» **Exercise**: Look through the data below. Collect every line where the word "Pythia" occurs.

» **Records to process**:
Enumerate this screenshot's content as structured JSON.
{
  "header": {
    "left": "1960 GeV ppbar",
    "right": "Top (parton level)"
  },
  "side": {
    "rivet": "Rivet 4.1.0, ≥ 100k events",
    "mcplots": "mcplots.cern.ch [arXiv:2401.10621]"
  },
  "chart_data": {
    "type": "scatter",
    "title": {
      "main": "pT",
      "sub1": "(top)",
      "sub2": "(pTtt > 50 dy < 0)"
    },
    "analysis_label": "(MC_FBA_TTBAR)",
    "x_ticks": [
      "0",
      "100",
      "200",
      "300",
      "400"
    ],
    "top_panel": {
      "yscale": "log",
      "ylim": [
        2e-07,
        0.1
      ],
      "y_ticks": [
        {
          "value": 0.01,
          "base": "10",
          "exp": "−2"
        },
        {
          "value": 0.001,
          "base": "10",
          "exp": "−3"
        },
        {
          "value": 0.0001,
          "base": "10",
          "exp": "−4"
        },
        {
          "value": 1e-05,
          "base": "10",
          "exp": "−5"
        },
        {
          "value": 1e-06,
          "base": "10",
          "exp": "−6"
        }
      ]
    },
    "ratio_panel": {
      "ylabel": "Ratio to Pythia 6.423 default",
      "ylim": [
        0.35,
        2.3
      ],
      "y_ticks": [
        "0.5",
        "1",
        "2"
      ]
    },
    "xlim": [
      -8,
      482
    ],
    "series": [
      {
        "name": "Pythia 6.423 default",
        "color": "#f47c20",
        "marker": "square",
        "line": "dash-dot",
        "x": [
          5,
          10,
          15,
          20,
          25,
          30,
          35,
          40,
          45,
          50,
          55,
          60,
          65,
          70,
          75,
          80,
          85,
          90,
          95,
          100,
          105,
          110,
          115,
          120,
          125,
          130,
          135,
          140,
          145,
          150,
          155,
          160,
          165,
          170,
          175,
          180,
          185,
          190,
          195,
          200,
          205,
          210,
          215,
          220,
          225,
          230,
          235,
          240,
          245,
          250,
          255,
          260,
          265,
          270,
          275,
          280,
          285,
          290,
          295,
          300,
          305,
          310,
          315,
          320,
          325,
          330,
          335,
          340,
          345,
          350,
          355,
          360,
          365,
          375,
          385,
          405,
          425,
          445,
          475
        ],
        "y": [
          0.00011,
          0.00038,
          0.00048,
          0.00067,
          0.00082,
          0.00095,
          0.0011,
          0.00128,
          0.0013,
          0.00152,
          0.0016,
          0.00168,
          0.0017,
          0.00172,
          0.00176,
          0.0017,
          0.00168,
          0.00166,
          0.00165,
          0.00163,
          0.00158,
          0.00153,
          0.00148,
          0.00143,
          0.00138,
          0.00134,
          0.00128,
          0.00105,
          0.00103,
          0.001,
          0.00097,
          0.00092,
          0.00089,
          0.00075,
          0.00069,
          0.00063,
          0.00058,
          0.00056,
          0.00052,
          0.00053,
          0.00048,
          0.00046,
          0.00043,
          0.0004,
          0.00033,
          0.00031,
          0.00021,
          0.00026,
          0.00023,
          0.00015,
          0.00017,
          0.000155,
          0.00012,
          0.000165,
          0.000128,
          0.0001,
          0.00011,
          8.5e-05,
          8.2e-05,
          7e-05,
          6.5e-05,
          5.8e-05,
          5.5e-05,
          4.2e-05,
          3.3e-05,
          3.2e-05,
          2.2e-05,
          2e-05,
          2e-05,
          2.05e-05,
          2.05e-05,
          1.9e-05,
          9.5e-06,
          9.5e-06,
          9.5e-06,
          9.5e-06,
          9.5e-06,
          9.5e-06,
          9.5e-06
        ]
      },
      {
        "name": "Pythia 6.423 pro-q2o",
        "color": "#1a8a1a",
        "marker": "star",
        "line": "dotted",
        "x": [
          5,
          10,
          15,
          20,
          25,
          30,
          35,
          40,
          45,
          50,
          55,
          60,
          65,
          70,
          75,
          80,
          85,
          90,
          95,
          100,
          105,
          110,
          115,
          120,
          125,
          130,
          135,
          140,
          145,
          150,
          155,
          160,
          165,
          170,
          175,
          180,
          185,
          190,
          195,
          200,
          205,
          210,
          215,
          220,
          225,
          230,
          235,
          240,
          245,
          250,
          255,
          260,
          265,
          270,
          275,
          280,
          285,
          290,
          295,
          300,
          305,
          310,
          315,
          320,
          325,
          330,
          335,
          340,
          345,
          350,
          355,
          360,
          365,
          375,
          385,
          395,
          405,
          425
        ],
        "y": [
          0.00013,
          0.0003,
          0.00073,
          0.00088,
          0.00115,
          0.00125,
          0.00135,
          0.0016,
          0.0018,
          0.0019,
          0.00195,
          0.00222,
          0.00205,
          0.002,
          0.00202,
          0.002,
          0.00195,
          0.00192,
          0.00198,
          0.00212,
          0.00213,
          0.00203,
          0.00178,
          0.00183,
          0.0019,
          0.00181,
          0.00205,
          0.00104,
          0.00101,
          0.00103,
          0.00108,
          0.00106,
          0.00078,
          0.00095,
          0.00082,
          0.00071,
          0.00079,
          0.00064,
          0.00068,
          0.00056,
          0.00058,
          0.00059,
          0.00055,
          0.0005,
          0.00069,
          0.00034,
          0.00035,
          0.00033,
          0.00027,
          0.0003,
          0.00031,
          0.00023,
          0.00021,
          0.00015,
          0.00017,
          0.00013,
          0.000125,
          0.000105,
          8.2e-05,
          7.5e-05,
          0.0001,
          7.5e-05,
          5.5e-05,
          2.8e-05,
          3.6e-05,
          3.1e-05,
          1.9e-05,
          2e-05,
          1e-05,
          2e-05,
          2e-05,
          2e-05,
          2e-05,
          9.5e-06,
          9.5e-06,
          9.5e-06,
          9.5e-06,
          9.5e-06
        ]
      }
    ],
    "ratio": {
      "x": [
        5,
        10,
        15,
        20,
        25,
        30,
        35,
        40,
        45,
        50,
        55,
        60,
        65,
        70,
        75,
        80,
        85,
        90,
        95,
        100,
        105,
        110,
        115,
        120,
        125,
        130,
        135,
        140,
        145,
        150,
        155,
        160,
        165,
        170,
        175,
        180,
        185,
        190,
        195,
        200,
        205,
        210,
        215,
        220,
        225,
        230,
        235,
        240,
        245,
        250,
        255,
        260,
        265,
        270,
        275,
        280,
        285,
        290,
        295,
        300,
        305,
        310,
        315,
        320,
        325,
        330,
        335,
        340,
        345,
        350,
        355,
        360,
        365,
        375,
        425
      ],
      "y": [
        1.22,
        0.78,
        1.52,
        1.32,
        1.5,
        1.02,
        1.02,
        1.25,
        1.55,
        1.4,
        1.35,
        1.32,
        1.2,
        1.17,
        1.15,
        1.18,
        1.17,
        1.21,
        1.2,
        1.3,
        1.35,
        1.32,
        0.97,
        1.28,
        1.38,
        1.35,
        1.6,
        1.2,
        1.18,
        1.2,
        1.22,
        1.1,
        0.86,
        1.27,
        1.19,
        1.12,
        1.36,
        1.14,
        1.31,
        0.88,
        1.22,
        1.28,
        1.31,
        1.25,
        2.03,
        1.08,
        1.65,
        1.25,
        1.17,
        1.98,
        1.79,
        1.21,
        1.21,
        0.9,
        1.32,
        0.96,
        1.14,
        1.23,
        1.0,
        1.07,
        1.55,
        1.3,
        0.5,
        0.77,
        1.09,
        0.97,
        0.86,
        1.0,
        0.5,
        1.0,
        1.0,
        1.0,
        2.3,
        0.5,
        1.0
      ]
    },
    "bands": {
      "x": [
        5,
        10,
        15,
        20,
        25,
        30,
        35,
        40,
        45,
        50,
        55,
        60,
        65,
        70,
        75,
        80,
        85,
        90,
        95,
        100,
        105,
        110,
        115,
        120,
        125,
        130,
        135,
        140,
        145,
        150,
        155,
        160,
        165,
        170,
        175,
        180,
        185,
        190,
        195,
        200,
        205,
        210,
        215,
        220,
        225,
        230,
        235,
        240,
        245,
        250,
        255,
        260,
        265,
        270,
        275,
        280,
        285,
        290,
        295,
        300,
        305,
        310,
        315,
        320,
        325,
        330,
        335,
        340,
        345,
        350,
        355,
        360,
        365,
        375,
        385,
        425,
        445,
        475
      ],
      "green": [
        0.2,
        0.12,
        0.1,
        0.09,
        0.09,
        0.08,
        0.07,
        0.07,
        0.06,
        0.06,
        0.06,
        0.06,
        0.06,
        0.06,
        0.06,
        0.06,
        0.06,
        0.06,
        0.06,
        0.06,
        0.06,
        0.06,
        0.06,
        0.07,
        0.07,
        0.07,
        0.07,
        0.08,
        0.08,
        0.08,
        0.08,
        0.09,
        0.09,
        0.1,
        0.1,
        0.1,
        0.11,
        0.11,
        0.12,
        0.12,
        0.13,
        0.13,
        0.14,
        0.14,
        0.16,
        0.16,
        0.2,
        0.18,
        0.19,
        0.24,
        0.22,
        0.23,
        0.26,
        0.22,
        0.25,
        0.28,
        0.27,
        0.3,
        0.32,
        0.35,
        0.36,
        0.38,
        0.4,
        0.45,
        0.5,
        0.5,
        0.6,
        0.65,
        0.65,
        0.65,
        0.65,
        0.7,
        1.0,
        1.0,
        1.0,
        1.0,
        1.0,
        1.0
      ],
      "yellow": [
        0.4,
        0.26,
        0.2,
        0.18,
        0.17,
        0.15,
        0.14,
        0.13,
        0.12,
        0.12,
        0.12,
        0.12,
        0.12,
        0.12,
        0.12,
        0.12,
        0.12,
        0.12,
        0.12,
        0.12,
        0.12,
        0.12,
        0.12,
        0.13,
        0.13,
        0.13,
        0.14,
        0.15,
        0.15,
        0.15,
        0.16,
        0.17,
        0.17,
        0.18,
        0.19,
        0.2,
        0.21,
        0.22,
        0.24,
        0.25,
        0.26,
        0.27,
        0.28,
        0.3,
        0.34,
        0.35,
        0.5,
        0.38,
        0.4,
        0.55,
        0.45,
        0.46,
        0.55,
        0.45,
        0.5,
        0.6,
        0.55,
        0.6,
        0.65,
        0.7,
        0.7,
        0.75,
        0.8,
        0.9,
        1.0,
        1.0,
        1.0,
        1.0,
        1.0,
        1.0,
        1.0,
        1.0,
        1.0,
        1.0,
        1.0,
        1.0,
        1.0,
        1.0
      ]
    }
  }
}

» **Complete response**:
      "ylabel": "Ratio to Pythia 6.423 default",
        "name": "Pythia 6.423 default",
        "name": "Pythia 6.423 pro-q2o",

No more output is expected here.